What you return should match every record exactly, with the images removed.

*** Data entries ***

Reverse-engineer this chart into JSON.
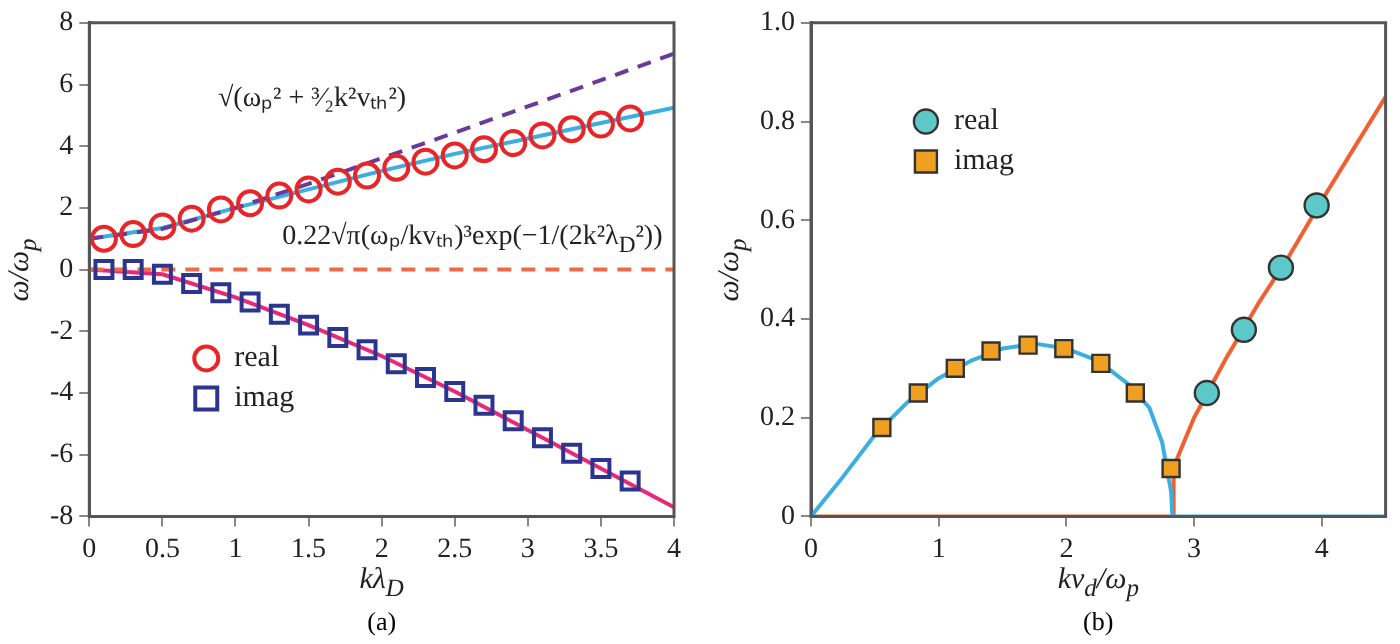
{
  "chart_data": [
    {
      "type": "line",
      "xlabel": "kλ$_{D}$",
      "ylabel": "ω/ω$_{p}$",
      "xlim": [
        0,
        4
      ],
      "xticks": [
        0,
        0.5,
        1,
        1.5,
        2,
        2.5,
        3,
        3.5,
        4
      ],
      "ylim": [
        -8,
        8
      ],
      "yticks": [
        -8,
        -6,
        -4,
        -2,
        0,
        2,
        4,
        6,
        8
      ],
      "grid": false,
      "legend": "bottom left",
      "annotations": [
        "√(ωₚ² + ³⁄₂k²vₜₕ²)",
        "0.22√π(ωₚ/kvₜₕ)³exp(−1/(2k²λ$_{D}$²))",
        "(a)"
      ],
      "series": [
        {
          "type": "line",
          "color": "#6a3a9a",
          "line_style": "dashed",
          "marker": "none",
          "x": [
            0,
            0.5,
            1,
            1.5,
            2,
            2.5,
            3,
            3.5,
            4
          ],
          "values": [
            1,
            1.32,
            2,
            2.78,
            3.61,
            4.44,
            5.29,
            6.14,
            7
          ]
        },
        {
          "type": "line",
          "color": "#3bb0e0",
          "line_style": "solid",
          "marker": "none",
          "x": [
            0,
            0.5,
            1,
            1.5,
            2,
            2.5,
            3,
            3.5,
            4
          ],
          "values": [
            1,
            1.35,
            2,
            2.6,
            3.2,
            3.75,
            4.25,
            4.75,
            5.25
          ]
        },
        {
          "type": "line",
          "color": "#f06848",
          "line_style": "dashed",
          "marker": "none",
          "x": [
            0,
            4
          ],
          "values": [
            0,
            0
          ]
        },
        {
          "type": "line",
          "color": "#e8287a",
          "line_style": "solid",
          "marker": "none",
          "x": [
            0,
            0.5,
            1,
            1.5,
            2,
            2.5,
            3,
            3.5,
            4
          ],
          "values": [
            0,
            -0.15,
            -0.9,
            -1.8,
            -2.8,
            -3.95,
            -5.2,
            -6.45,
            -7.7
          ]
        },
        {
          "type": "scatter",
          "name": "real",
          "color": "#e8262a",
          "marker": "circle",
          "x": [
            0.1,
            0.3,
            0.5,
            0.7,
            0.9,
            1.1,
            1.3,
            1.5,
            1.7,
            1.9,
            2.1,
            2.3,
            2.5,
            2.7,
            2.9,
            3.1,
            3.3,
            3.5,
            3.7
          ],
          "values": [
            1,
            1.15,
            1.4,
            1.65,
            1.95,
            2.15,
            2.4,
            2.6,
            2.85,
            3.05,
            3.3,
            3.5,
            3.7,
            3.9,
            4.1,
            4.35,
            4.55,
            4.7,
            4.9
          ]
        },
        {
          "type": "scatter",
          "name": "imag",
          "color": "#2b3590",
          "marker": "square",
          "x": [
            0.1,
            0.3,
            0.5,
            0.7,
            0.9,
            1.1,
            1.3,
            1.5,
            1.7,
            1.9,
            2.1,
            2.3,
            2.5,
            2.7,
            2.9,
            3.1,
            3.3,
            3.5,
            3.7
          ],
          "values": [
            0,
            0,
            -0.15,
            -0.45,
            -0.75,
            -1.05,
            -1.45,
            -1.8,
            -2.2,
            -2.6,
            -3.05,
            -3.5,
            -3.95,
            -4.4,
            -4.9,
            -5.45,
            -5.95,
            -6.45,
            -6.85
          ]
        }
      ]
    },
    {
      "type": "line",
      "xlabel": "kv$_{d}$/ω$_{p}$",
      "ylabel": "ω/ω$_{p}$",
      "xlim": [
        0,
        4.5
      ],
      "xticks": [
        0,
        1,
        2,
        3,
        4
      ],
      "ylim": [
        0,
        1
      ],
      "yticks": [
        0,
        0.2,
        0.4,
        0.6,
        0.8,
        {
          "value": 1,
          "label": "1.0"
        }
      ],
      "grid": false,
      "legend": "top left",
      "annotations": [
        "(b)"
      ],
      "series": [
        {
          "type": "line",
          "color": "#3bb0e0",
          "line_style": "solid",
          "marker": "none",
          "x": [
            0,
            0.25,
            0.5,
            0.75,
            1,
            1.25,
            1.5,
            1.75,
            2,
            2.25,
            2.5,
            2.65,
            2.75,
            2.82,
            2.83,
            4.5
          ],
          "values": [
            0,
            0.08,
            0.165,
            0.23,
            0.28,
            0.315,
            0.34,
            0.35,
            0.34,
            0.315,
            0.265,
            0.22,
            0.15,
            0.05,
            0,
            0
          ]
        },
        {
          "type": "line",
          "color": "#f06030",
          "line_style": "solid",
          "marker": "none",
          "x": [
            0,
            2.83,
            2.84,
            3,
            3.25,
            3.5,
            3.75,
            4,
            4.25,
            4.5
          ],
          "values": [
            0,
            0,
            0.1,
            0.2,
            0.32,
            0.43,
            0.53,
            0.64,
            0.745,
            0.85
          ]
        },
        {
          "type": "scatter",
          "name": "real",
          "color": "#5cc8c8",
          "marker": "circle",
          "x": [
            3.1,
            3.39,
            3.68,
            3.96
          ],
          "values": [
            0.25,
            0.378,
            0.504,
            0.63
          ]
        },
        {
          "type": "scatter",
          "name": "imag",
          "color": "#f0a020",
          "marker": "square",
          "x": [
            0.555,
            0.84,
            1.13,
            1.41,
            1.7,
            1.98,
            2.27,
            2.54,
            2.82
          ],
          "values": [
            0.18,
            0.25,
            0.3,
            0.335,
            0.347,
            0.34,
            0.31,
            0.25,
            0.097
          ]
        }
      ]
    }
  ]
}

***

• Written reply
Reverse-engineer this chart into JSON.
{
  "chart_data": [
    {
      "type": "line",
      "xlabel": "kλ$_{D}$",
      "ylabel": "ω/ω$_{p}$",
      "xlim": [
        0,
        4
      ],
      "xticks": [
        0,
        0.5,
        1,
        1.5,
        2,
        2.5,
        3,
        3.5,
        4
      ],
      "ylim": [
        -8,
        8
      ],
      "yticks": [
        -8,
        -6,
        -4,
        -2,
        0,
        2,
        4,
        6,
        8
      ],
      "grid": false,
      "legend": "bottom left",
      "annotations": [
        "√(ωₚ² + ³⁄₂k²vₜₕ²)",
        "0.22√π(ωₚ/kvₜₕ)³exp(−1/(2k²λ$_{D}$²))",
        "(a)"
      ],
      "series": [
        {
          "type": "line",
          "color": "#6a3a9a",
          "line_style": "dashed",
          "marker": "none",
          "x": [
            0,
            0.5,
            1,
            1.5,
            2,
            2.5,
            3,
            3.5,
            4
          ],
          "values": [
            1,
            1.32,
            2,
            2.78,
            3.61,
            4.44,
            5.29,
            6.14,
            7
          ]
        },
        {
          "type": "line",
          "color": "#3bb0e0",
          "line_style": "solid",
          "marker": "none",
          "x": [
            0,
            0.5,
            1,
            1.5,
            2,
            2.5,
            3,
            3.5,
            4
          ],
          "values": [
            1,
            1.35,
            2,
            2.6,
            3.2,
            3.75,
            4.25,
            4.75,
            5.25
          ]
        },
        {
          "type": "line",
          "color": "#f06848",
          "line_style": "dashed",
          "marker": "none",
          "x": [
            0,
            4
          ],
          "values": [
            0,
            0
          ]
        },
        {
          "type": "line",
          "color": "#e8287a",
          "line_style": "solid",
          "marker": "none",
          "x": [
            0,
            0.5,
            1,
            1.5,
            2,
            2.5,
            3,
            3.5,
            4
          ],
          "values": [
            0,
            -0.15,
            -0.9,
            -1.8,
            -2.8,
            -3.95,
            -5.2,
            -6.45,
            -7.7
          ]
        },
        {
          "type": "scatter",
          "name": "real",
          "color": "#e8262a",
          "marker": "circle",
          "x": [
            0.1,
            0.3,
            0.5,
            0.7,
            0.9,
            1.1,
            1.3,
            1.5,
            1.7,
            1.9,
            2.1,
            2.3,
            2.5,
            2.7,
            2.9,
            3.1,
            3.3,
            3.5,
            3.7
          ],
          "values": [
            1,
            1.15,
            1.4,
            1.65,
            1.95,
            2.15,
            2.4,
            2.6,
            2.85,
            3.05,
            3.3,
            3.5,
            3.7,
            3.9,
            4.1,
            4.35,
            4.55,
            4.7,
            4.9
          ]
        },
        {
          "type": "scatter",
          "name": "imag",
          "color": "#2b3590",
          "marker": "square",
          "x": [
            0.1,
            0.3,
            0.5,
            0.7,
            0.9,
            1.1,
            1.3,
            1.5,
            1.7,
            1.9,
            2.1,
            2.3,
            2.5,
            2.7,
            2.9,
            3.1,
            3.3,
            3.5,
            3.7
          ],
          "values": [
            0,
            0,
            -0.15,
            -0.45,
            -0.75,
            -1.05,
            -1.45,
            -1.8,
            -2.2,
            -2.6,
            -3.05,
            -3.5,
            -3.95,
            -4.4,
            -4.9,
            -5.45,
            -5.95,
            -6.45,
            -6.85
          ]
        }
      ]
    },
    {
      "type": "line",
      "xlabel": "kv$_{d}$/ω$_{p}$",
      "ylabel": "ω/ω$_{p}$",
      "xlim": [
        0,
        4.5
      ],
      "xticks": [
        0,
        1,
        2,
        3,
        4
      ],
      "ylim": [
        0,
        1
      ],
      "yticks": [
        0,
        0.2,
        0.4,
        0.6,
        0.8,
        {
          "value": 1,
          "label": "1.0"
        }
      ],
      "grid": false,
      "legend": "top left",
      "annotations": [
        "(b)"
      ],
      "series": [
        {
          "type": "line",
          "color": "#3bb0e0",
          "line_style": "solid",
          "marker": "none",
          "x": [
            0,
            0.25,
            0.5,
            0.75,
            1,
            1.25,
            1.5,
            1.75,
            2,
            2.25,
            2.5,
            2.65,
            2.75,
            2.82,
            2.83,
            4.5
          ],
          "values": [
            0,
            0.08,
            0.165,
            0.23,
            0.28,
            0.315,
            0.34,
            0.35,
            0.34,
            0.315,
            0.265,
            0.22,
            0.15,
            0.05,
            0,
            0
          ]
        },
        {
          "type": "line",
          "color": "#f06030",
          "line_style": "solid",
          "marker": "none",
          "x": [
            0,
            2.83,
            2.84,
            3,
            3.25,
            3.5,
            3.75,
            4,
            4.25,
            4.5
          ],
          "values": [
            0,
            0,
            0.1,
            0.2,
            0.32,
            0.43,
            0.53,
            0.64,
            0.745,
            0.85
          ]
        },
        {
          "type": "scatter",
          "name": "real",
          "color": "#5cc8c8",
          "marker": "circle",
          "x": [
            3.1,
            3.39,
            3.68,
            3.96
          ],
          "values": [
            0.25,
            0.378,
            0.504,
            0.63
          ]
        },
        {
          "type": "scatter",
          "name": "imag",
          "color": "#f0a020",
          "marker": "square",
          "x": [
            0.555,
            0.84,
            1.13,
            1.41,
            1.7,
            1.98,
            2.27,
            2.54,
            2.82
          ],
          "values": [
            0.18,
            0.25,
            0.3,
            0.335,
            0.347,
            0.34,
            0.31,
            0.25,
            0.097
          ]
        }
      ]
    }
  ]
}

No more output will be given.